REQUIRED WORK: Skip the images and return the records below exactly.

GIVEN ENTRIES:
..........
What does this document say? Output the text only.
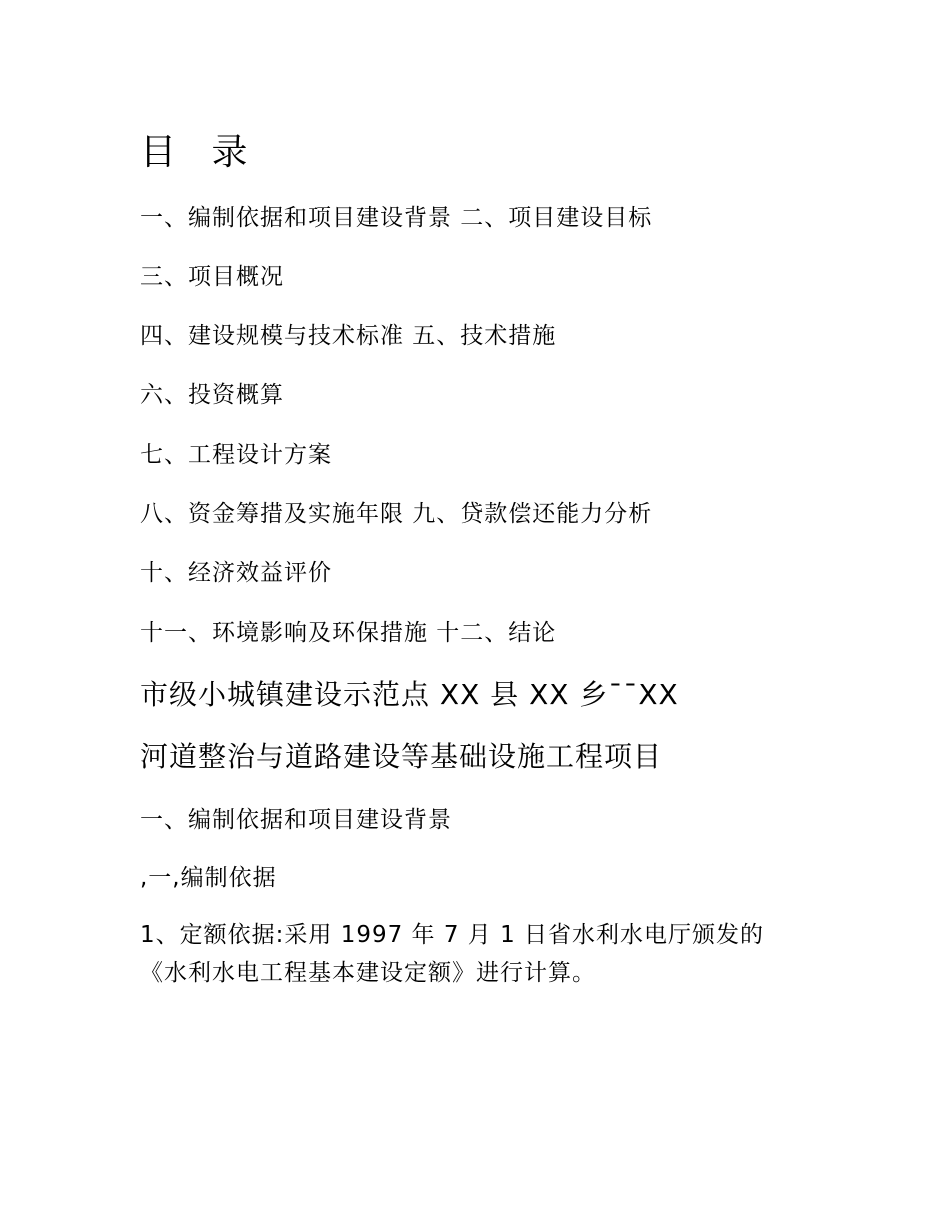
目 录
一、编制依据和项目建设背景 二、项目建设目标
三、项目概况
四、建设规模与技术标准 五、技术措施
六、投资概算
七、工程设计方案
八、资金筹措及实施年限 九、贷款偿还能力分析
十、经济效益评价
十一、环境影响及环保措施 十二、结论
市级小城镇建设示范点 XX 县 XX 乡¯¯XX
河道整治与道路建设等基础设施工程项目
一、编制依据和项目建设背景
,一,编制依据
1、定额依据:采用 1997 年 7 月 1 日省水利水电厅颁发的
《水利水电工程基本建设定额》进行计算。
..........
ANSWER:
What does this document say? Output the text only.
目 录
一、编制依据和项目建设背景 二、项目建设目标
三、项目概况
四、建设规模与技术标准 五、技术措施
六、投资概算
七、工程设计方案
八、资金筹措及实施年限 九、贷款偿还能力分析
十、经济效益评价
十一、环境影响及环保措施 十二、结论
市级小城镇建设示范点 XX 县 XX 乡¯¯XX
河道整治与道路建设等基础设施工程项目
一、编制依据和项目建设背景
,一,编制依据
1、定额依据:采用 1997 年 7 月 1 日省水利水电厅颁发的
《水利水电工程基本建设定额》进行计算。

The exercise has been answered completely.